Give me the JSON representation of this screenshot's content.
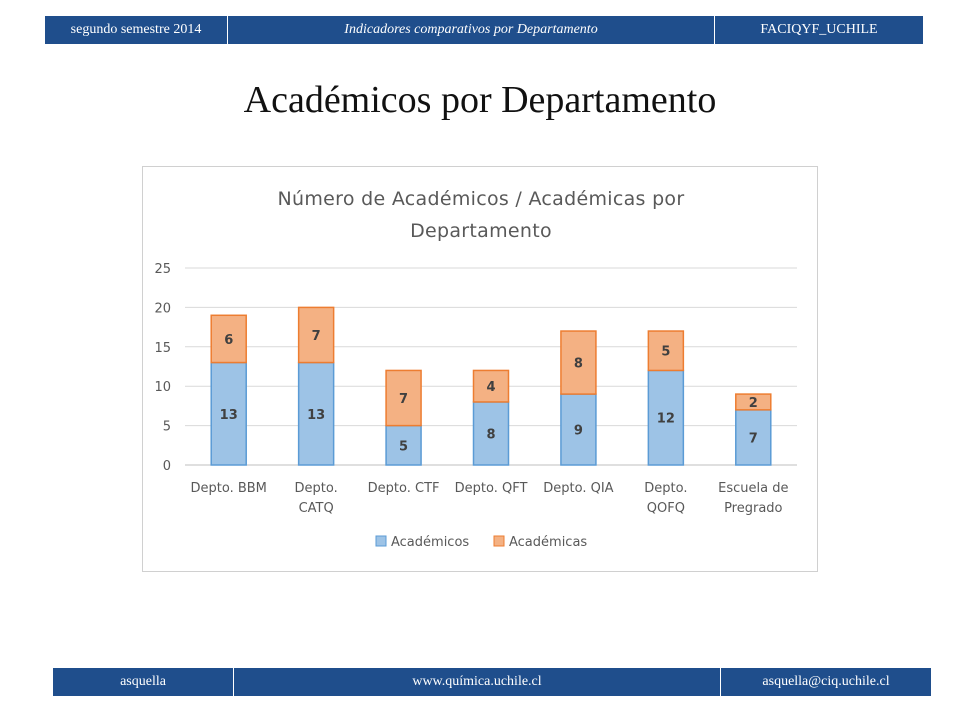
{
  "header": {
    "left": "segundo semestre 2014",
    "center": "Indicadores comparativos por Departamento",
    "right": "FACIQYF_UCHILE"
  },
  "slide": {
    "title": "Académicos por Departamento"
  },
  "footer": {
    "left": "asquella",
    "center": "www.química.uchile.cl",
    "right": "asquella@ciq.uchile.cl"
  },
  "chart_data": {
    "type": "bar",
    "stacked": true,
    "title_lines": [
      "Número de Académicos / Académicas por",
      "Departamento"
    ],
    "categories": [
      [
        "Depto. BBM"
      ],
      [
        "Depto.",
        "CATQ"
      ],
      [
        "Depto. CTF"
      ],
      [
        "Depto. QFT"
      ],
      [
        "Depto. QIA"
      ],
      [
        "Depto.",
        "QOFQ"
      ],
      [
        "Escuela de",
        "Pregrado"
      ]
    ],
    "series": [
      {
        "name": "Académicos",
        "values": [
          13,
          13,
          5,
          8,
          9,
          12,
          7
        ],
        "color": "#9dc3e6",
        "stroke": "#5b9bd5"
      },
      {
        "name": "Académicas",
        "values": [
          6,
          7,
          7,
          4,
          8,
          5,
          2
        ],
        "color": "#f4b183",
        "stroke": "#ed7d31"
      }
    ],
    "ylim": [
      0,
      25
    ],
    "yticks": [
      0,
      5,
      10,
      15,
      20,
      25
    ],
    "grid": true,
    "legend_position": "bottom"
  }
}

Work to complete: Find each line holding the word "Departamento" and copy it.

Exercise result:
    "center": "Indicadores comparativos por Departamento",
    "title": "Académicos por Departamento"
      "Departamento"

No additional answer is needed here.